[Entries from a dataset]
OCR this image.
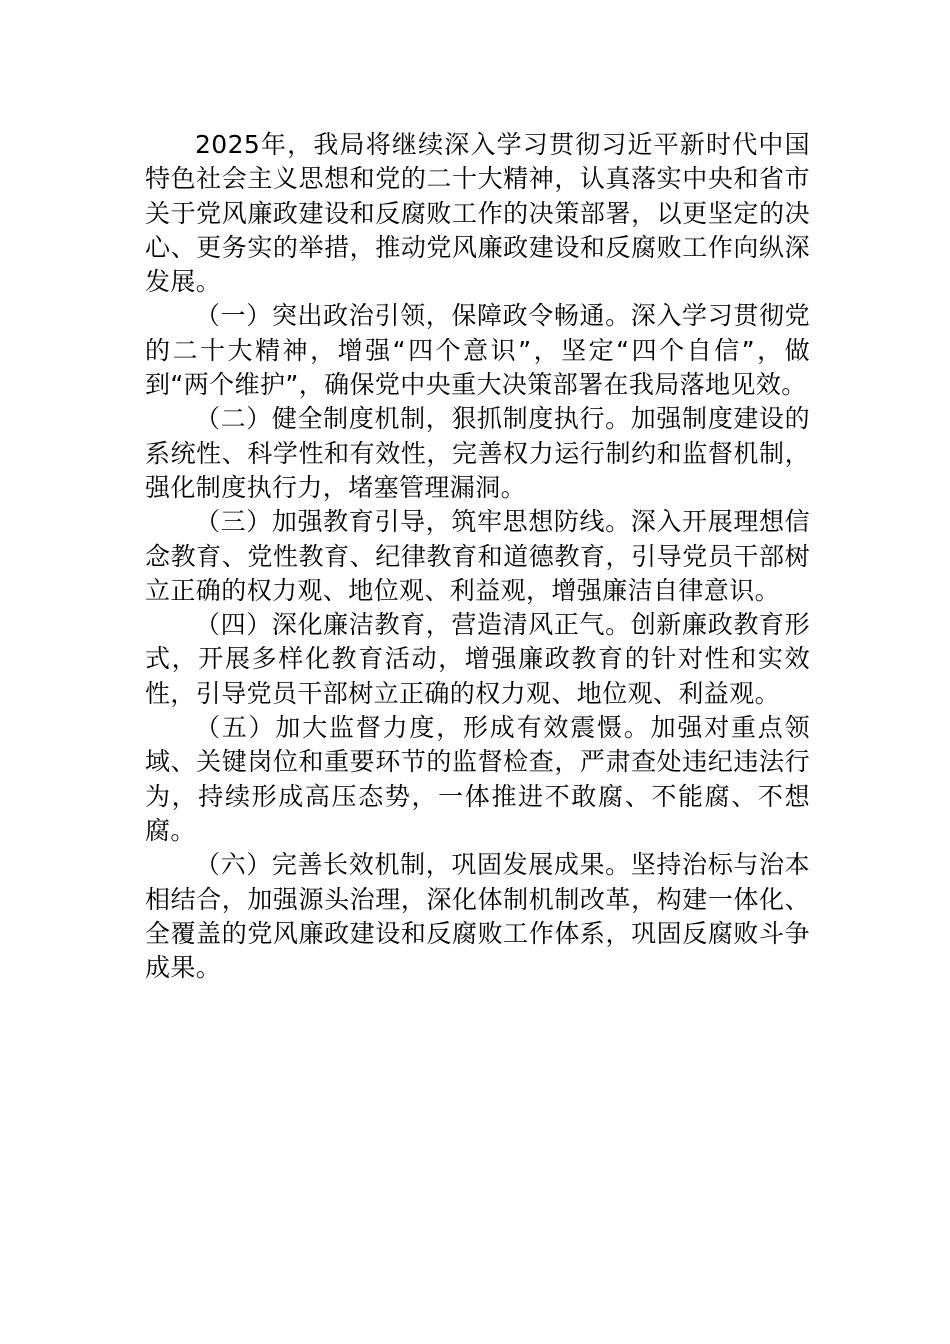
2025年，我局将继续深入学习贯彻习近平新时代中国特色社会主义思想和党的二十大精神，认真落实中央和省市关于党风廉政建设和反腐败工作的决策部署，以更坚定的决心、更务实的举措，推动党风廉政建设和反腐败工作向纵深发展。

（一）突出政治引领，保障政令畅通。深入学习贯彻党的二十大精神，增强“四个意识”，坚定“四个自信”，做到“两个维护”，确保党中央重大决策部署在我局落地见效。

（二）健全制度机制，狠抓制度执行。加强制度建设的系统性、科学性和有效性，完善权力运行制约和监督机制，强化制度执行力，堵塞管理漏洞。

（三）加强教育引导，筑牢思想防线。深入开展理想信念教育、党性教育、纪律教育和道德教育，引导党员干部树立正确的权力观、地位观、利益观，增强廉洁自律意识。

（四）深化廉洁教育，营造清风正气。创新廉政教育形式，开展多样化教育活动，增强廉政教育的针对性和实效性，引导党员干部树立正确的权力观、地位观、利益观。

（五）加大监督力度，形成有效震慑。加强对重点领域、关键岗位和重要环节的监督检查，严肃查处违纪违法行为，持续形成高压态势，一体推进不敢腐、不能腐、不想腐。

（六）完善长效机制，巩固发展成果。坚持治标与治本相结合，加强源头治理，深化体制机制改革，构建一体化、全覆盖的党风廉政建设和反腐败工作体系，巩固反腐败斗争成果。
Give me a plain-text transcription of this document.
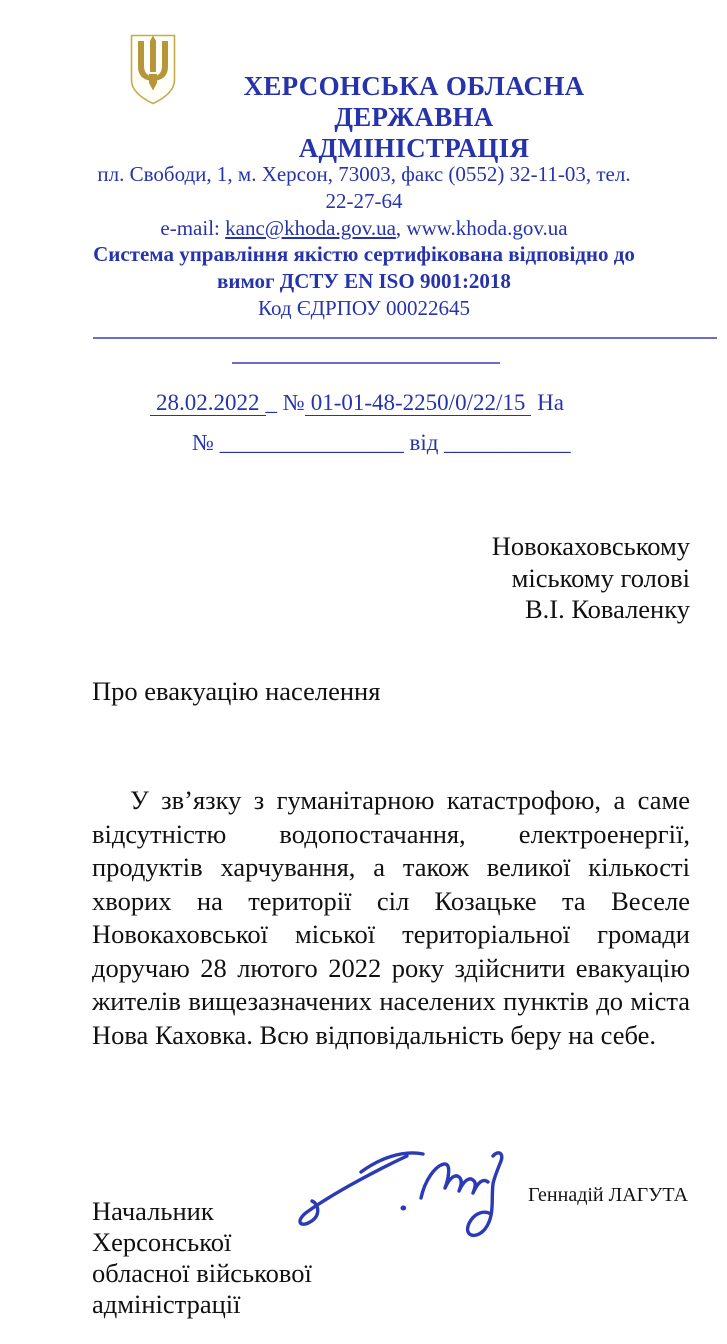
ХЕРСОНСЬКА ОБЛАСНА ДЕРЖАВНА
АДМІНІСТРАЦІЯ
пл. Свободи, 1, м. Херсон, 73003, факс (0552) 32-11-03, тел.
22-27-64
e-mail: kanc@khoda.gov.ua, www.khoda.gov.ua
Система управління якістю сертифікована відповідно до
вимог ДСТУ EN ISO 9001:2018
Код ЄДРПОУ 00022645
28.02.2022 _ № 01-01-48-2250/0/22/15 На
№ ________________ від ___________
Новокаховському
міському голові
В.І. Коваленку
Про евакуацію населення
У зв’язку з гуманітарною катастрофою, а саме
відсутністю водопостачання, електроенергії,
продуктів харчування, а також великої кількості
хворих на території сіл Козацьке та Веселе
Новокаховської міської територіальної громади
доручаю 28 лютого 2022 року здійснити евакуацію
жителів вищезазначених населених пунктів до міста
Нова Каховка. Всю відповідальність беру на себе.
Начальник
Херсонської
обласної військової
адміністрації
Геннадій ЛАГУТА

...

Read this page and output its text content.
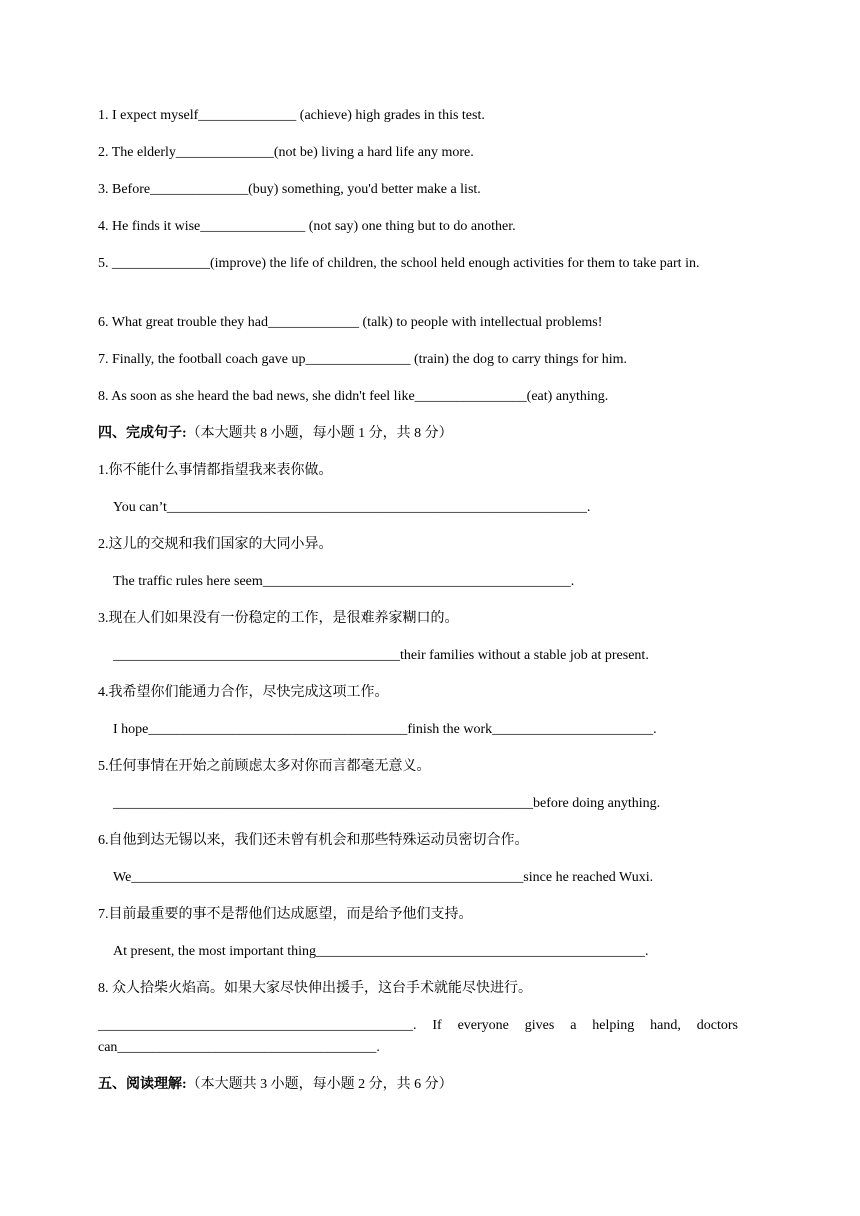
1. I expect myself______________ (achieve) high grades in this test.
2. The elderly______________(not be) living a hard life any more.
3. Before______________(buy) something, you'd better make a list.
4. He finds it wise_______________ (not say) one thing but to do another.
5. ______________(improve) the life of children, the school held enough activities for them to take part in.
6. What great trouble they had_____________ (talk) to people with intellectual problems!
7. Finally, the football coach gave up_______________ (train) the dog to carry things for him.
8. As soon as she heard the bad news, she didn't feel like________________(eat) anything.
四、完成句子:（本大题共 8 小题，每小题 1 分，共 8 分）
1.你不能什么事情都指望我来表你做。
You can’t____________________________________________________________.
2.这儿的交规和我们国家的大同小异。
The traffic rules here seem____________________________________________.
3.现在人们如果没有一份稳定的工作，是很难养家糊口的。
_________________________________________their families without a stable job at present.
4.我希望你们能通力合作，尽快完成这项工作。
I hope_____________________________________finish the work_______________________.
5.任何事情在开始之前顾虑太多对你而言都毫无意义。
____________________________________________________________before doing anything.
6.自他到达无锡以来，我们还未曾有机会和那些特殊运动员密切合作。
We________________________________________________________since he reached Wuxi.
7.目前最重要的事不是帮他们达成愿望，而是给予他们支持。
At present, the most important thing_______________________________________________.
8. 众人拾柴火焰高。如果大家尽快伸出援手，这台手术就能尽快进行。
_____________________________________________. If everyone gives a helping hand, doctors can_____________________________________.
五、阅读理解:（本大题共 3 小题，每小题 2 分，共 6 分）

__WRITTEN INSTRUCTION__
Your task is to list each line of the records with the word "本大题共".

__RESPONSE TO THE TASK__
四、完成句子:（本大题共 8 小题，每小题 1 分，共 8 分）
五、阅读理解:（本大题共 3 小题，每小题 2 分，共 6 分）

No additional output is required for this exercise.